The request — Reply with one number only: the count of lines below that contain the word "high".

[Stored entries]
:::

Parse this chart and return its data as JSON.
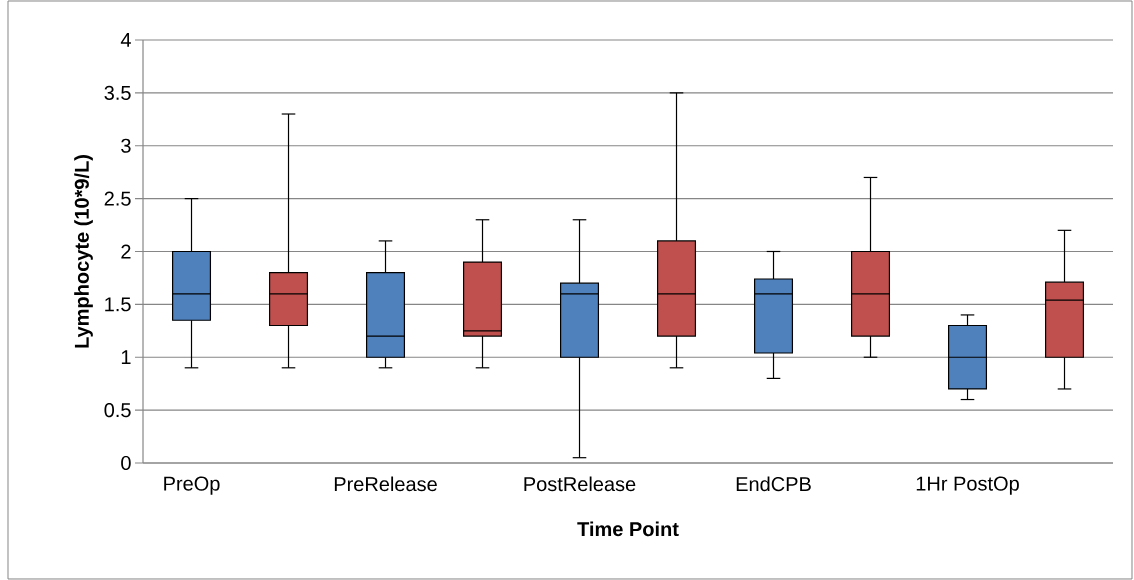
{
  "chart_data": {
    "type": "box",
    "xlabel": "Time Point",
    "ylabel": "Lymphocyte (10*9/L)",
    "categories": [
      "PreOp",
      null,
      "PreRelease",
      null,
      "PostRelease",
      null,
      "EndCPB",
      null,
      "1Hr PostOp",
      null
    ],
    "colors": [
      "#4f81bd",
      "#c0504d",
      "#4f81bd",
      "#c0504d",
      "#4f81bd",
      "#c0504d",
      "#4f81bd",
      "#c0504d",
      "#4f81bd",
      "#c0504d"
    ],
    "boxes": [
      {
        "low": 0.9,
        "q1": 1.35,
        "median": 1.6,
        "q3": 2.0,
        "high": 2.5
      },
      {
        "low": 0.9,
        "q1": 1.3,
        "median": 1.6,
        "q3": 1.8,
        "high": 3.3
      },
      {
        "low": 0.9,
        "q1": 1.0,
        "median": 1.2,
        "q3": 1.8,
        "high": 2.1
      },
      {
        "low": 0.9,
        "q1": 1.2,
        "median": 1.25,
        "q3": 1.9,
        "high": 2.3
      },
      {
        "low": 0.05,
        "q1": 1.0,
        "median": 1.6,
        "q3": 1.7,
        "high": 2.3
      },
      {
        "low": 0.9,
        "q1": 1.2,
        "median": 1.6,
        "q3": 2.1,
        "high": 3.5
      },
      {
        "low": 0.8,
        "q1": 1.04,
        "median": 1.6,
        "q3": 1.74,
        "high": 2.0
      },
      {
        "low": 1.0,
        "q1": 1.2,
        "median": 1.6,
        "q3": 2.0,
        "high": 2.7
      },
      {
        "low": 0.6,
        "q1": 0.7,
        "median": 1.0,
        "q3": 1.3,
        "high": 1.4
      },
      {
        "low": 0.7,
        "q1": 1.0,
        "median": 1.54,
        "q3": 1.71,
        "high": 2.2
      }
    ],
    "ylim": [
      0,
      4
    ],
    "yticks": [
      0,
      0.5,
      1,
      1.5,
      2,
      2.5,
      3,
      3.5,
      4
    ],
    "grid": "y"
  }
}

:::

Problem solution — 10